= WHAT IS NEEDED =
Copy out verbatim the run of entries that begins with the line containing "ref-13-a: 13 (330, 530, 370, 567)" and ends with the line containing "model-note: NO MODEL. (191, 251, 287, 269)", both included.

= PROVIDED INFORMATION =
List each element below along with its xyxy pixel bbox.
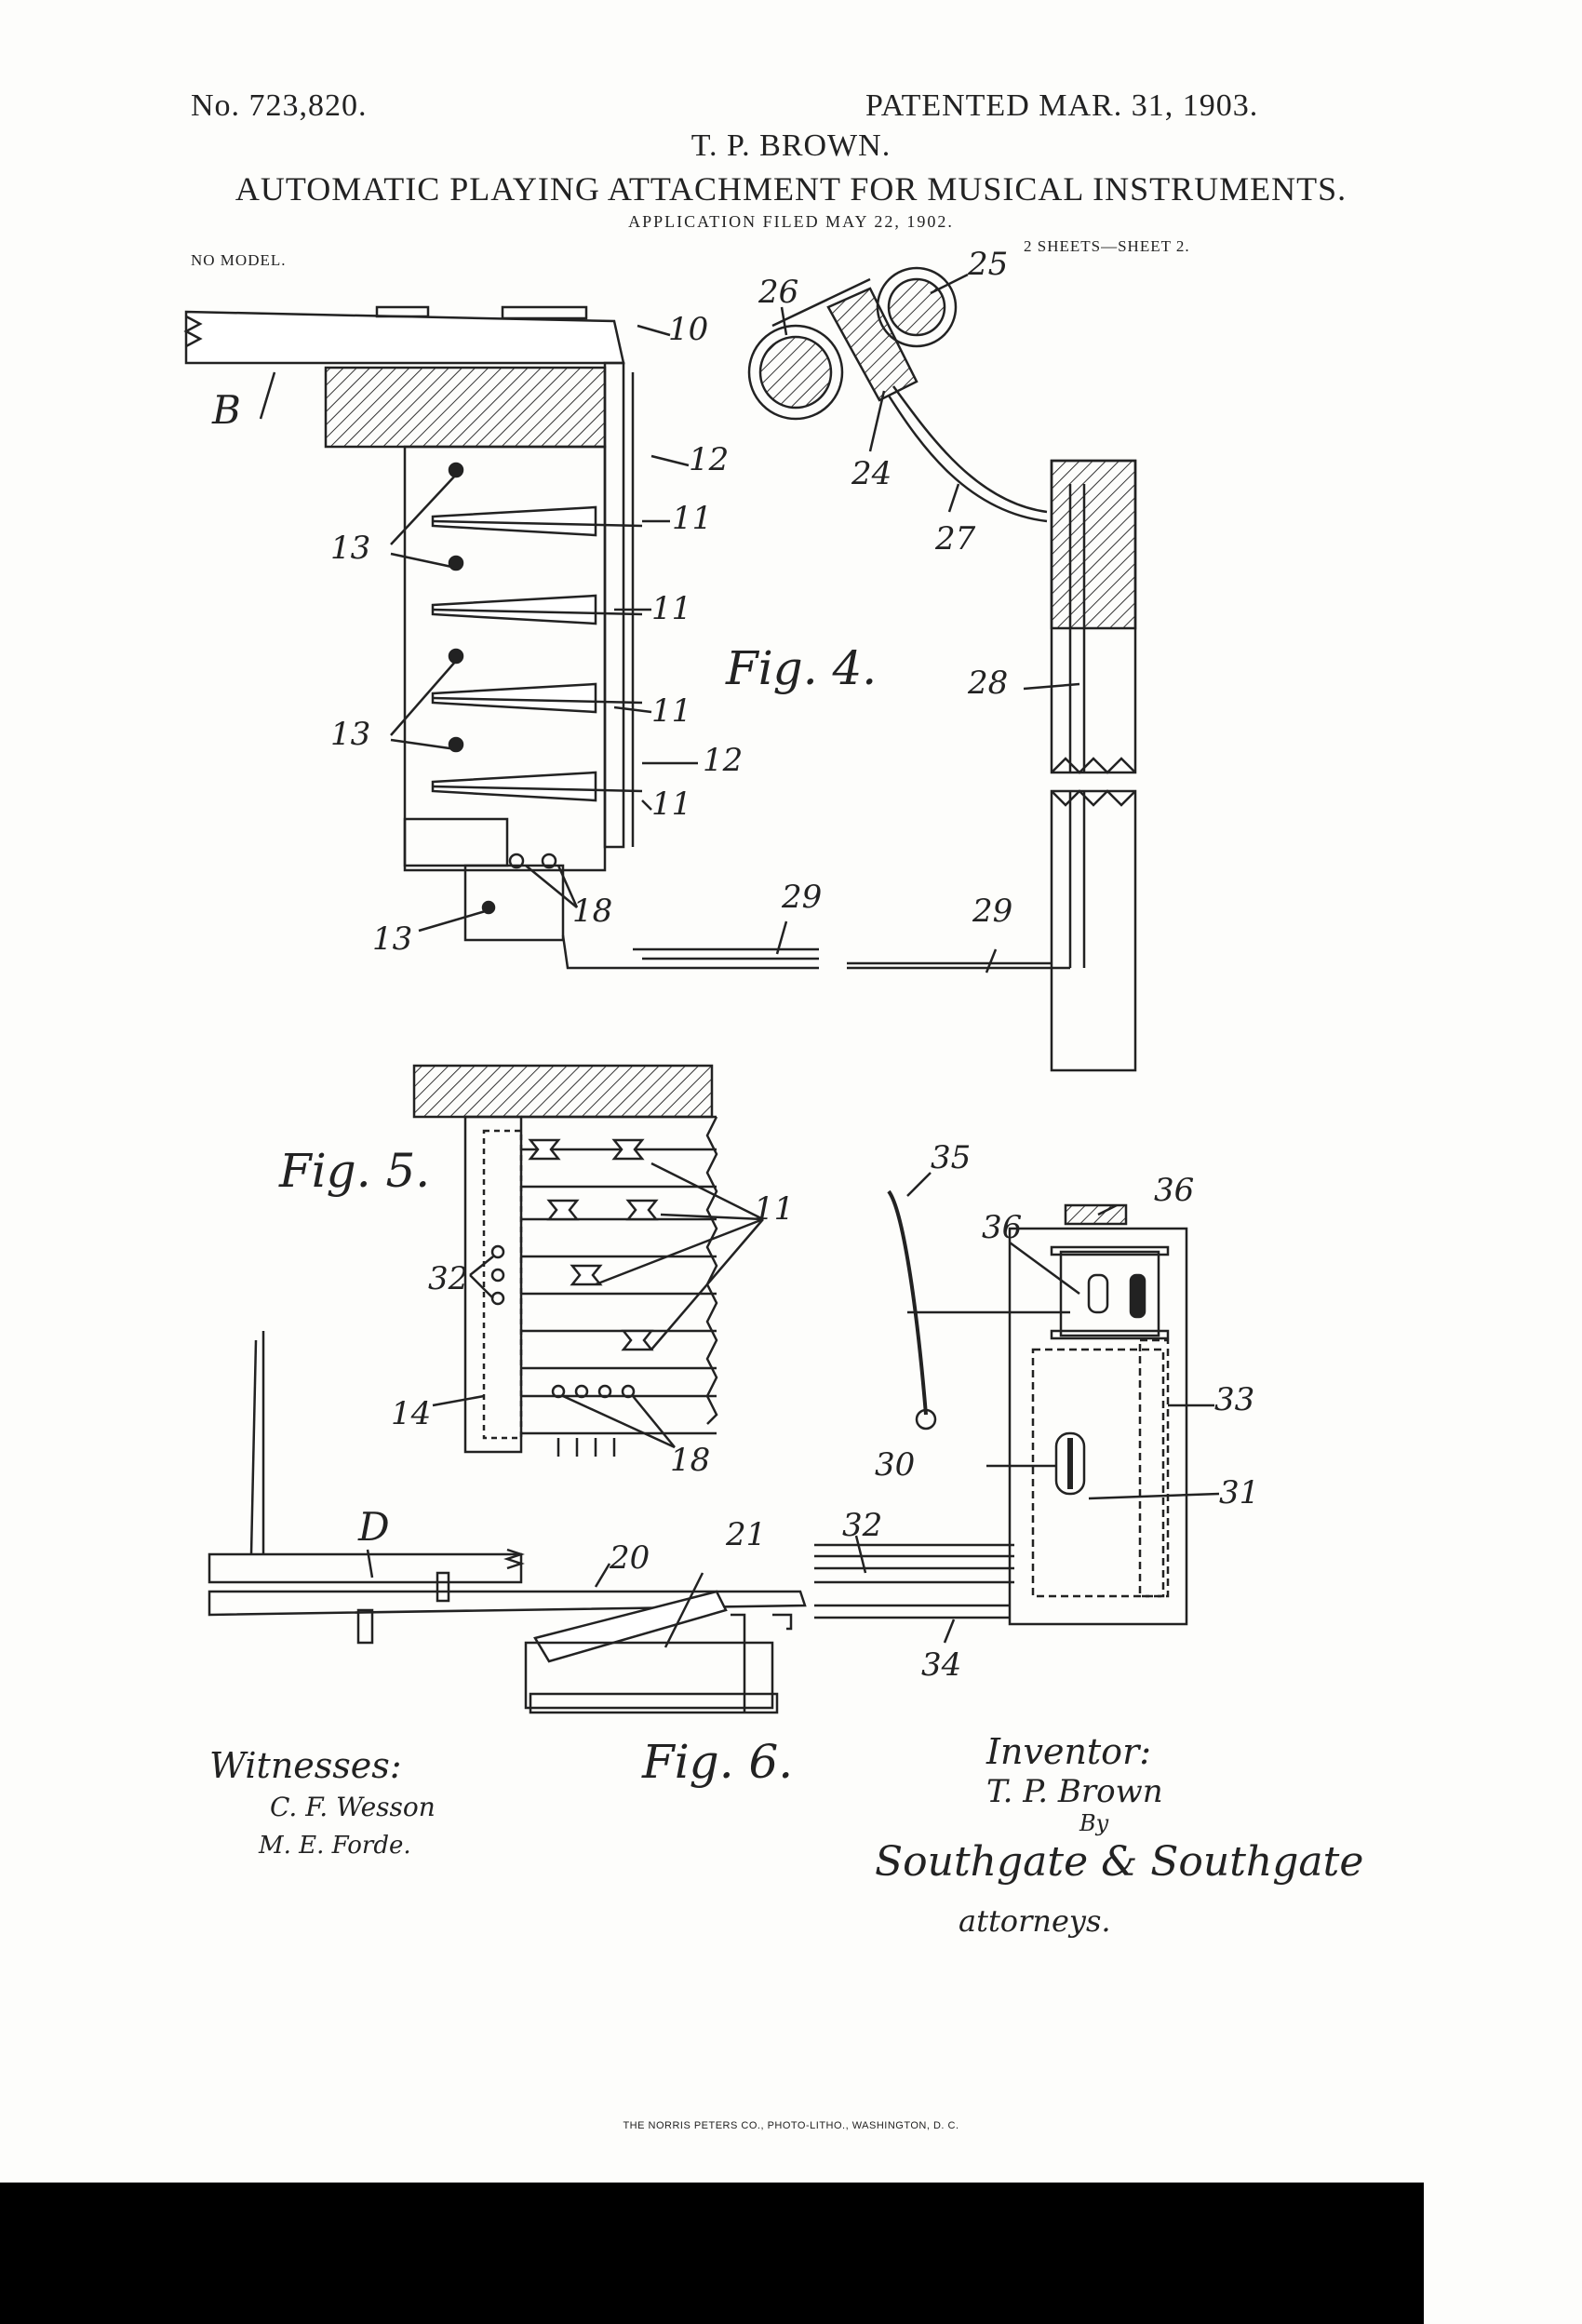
ref-13-a: 13 (330, 530, 370, 567)
patent-number: No. 723,820. (191, 88, 368, 123)
ref-12-top: 12 (689, 441, 729, 478)
witness-signature-1: C. F. Wesson (270, 1792, 436, 1822)
ref-35: 35 (931, 1139, 971, 1176)
fig6-pedal (208, 1331, 807, 1714)
ref-18-fig5: 18 (670, 1442, 710, 1479)
witnesses-label: Witnesses: (209, 1745, 402, 1786)
ref-11-b: 11 (651, 590, 691, 627)
sheet-count: 2 SHEETS—SHEET 2. (1024, 237, 1190, 255)
ref-33: 33 (1214, 1381, 1254, 1418)
patent-drawing: Fig. 4. Fig. 5. Fig. 6. 10 12 11 11 11 1… (183, 246, 1259, 1789)
ref-25: 25 (967, 246, 1008, 283)
ref-14: 14 (391, 1395, 431, 1432)
ref-36-a: 36 (1154, 1172, 1194, 1209)
ref-13-c: 13 (372, 920, 412, 958)
inventor-signature: T. P. Brown (986, 1773, 1163, 1810)
fig5-label: Fig. 5. (278, 1144, 430, 1198)
ref-29-right: 29 (972, 893, 1012, 930)
ref-32-fig6: 32 (842, 1507, 882, 1544)
ref-letter-d: D (357, 1504, 390, 1550)
ref-11-fig5: 11 (754, 1190, 794, 1228)
printer-credit: THE NORRIS PETERS CO., PHOTO-LITHO., WAS… (623, 2120, 959, 2131)
witness-signature-2: M. E. Forde. (259, 1832, 411, 1860)
ref-30: 30 (875, 1446, 915, 1484)
ref-28: 28 (967, 665, 1008, 702)
ref-12-bottom: 12 (703, 742, 743, 779)
ref-20: 20 (609, 1539, 650, 1577)
inventor-label: Inventor: (986, 1731, 1152, 1772)
ref-11-d: 11 (651, 786, 691, 823)
model-note: NO MODEL. (191, 251, 287, 269)
application-date: APPLICATION FILED MAY 22, 1902. (628, 212, 954, 231)
ref-31: 31 (1219, 1474, 1259, 1511)
ref-10: 10 (668, 311, 708, 348)
ref-26: 26 (757, 274, 798, 311)
ref-24: 24 (851, 455, 892, 492)
ref-11-c: 11 (651, 692, 691, 730)
ref-34: 34 (921, 1646, 961, 1684)
ref-32-fig5: 32 (428, 1260, 468, 1297)
fig6-label: Fig. 6. (641, 1735, 793, 1789)
ref-21: 21 (725, 1516, 766, 1553)
patent-title: AUTOMATIC PLAYING ATTACHMENT FOR MUSICAL… (235, 170, 1347, 208)
fig4-mechanism (183, 305, 819, 970)
ref-27: 27 (934, 520, 976, 557)
attorney-signature: Southgate & Southgate (875, 1838, 1364, 1886)
ref-13-b: 13 (330, 716, 370, 753)
attorneys-label: attorneys. (959, 1903, 1111, 1939)
ref-letter-b: B (211, 387, 241, 433)
fig5-mechanism (412, 1064, 764, 1457)
ref-11-a: 11 (672, 500, 712, 537)
ref-29-left: 29 (781, 879, 822, 916)
ref-18: 18 (572, 893, 612, 930)
inventor-header: T. P. BROWN. (690, 128, 892, 163)
fig6-valve (814, 1172, 1220, 1644)
ref-36-b: 36 (982, 1209, 1022, 1246)
by-label: By (1079, 1810, 1109, 1836)
fig4-spools (747, 266, 1137, 1072)
scan-border (0, 2183, 1424, 2324)
fig4-label: Fig. 4. (725, 641, 877, 695)
patent-date: PATENTED MAR. 31, 1903. (865, 88, 1259, 123)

= OUTPUT OF THE EXERCISE =
ref-13-a: 13 (330, 530, 370, 567)
patent-number: No. 723,820. (191, 88, 368, 123)
ref-12-top: 12 (689, 441, 729, 478)
witness-signature-1: C. F. Wesson (270, 1792, 436, 1822)
ref-35: 35 (931, 1139, 971, 1176)
fig6-pedal (208, 1331, 807, 1714)
ref-18-fig5: 18 (670, 1442, 710, 1479)
witnesses-label: Witnesses: (209, 1745, 402, 1786)
ref-11-b: 11 (651, 590, 691, 627)
sheet-count: 2 SHEETS—SHEET 2. (1024, 237, 1190, 255)
ref-33: 33 (1214, 1381, 1254, 1418)
patent-drawing: Fig. 4. Fig. 5. Fig. 6. 10 12 11 11 11 1… (183, 246, 1259, 1789)
ref-25: 25 (967, 246, 1008, 283)
ref-14: 14 (391, 1395, 431, 1432)
ref-36-a: 36 (1154, 1172, 1194, 1209)
ref-13-c: 13 (372, 920, 412, 958)
inventor-signature: T. P. Brown (986, 1773, 1163, 1810)
fig5-label: Fig. 5. (278, 1144, 430, 1198)
ref-29-right: 29 (972, 893, 1012, 930)
ref-32-fig6: 32 (842, 1507, 882, 1544)
ref-letter-d: D (357, 1504, 390, 1550)
ref-11-fig5: 11 (754, 1190, 794, 1228)
printer-credit: THE NORRIS PETERS CO., PHOTO-LITHO., WAS… (623, 2120, 959, 2131)
witness-signature-2: M. E. Forde. (259, 1832, 411, 1860)
ref-30: 30 (875, 1446, 915, 1484)
ref-28: 28 (967, 665, 1008, 702)
ref-12-bottom: 12 (703, 742, 743, 779)
ref-20: 20 (609, 1539, 650, 1577)
inventor-label: Inventor: (986, 1731, 1152, 1772)
ref-11-d: 11 (651, 786, 691, 823)
model-note: NO MODEL. (191, 251, 287, 269)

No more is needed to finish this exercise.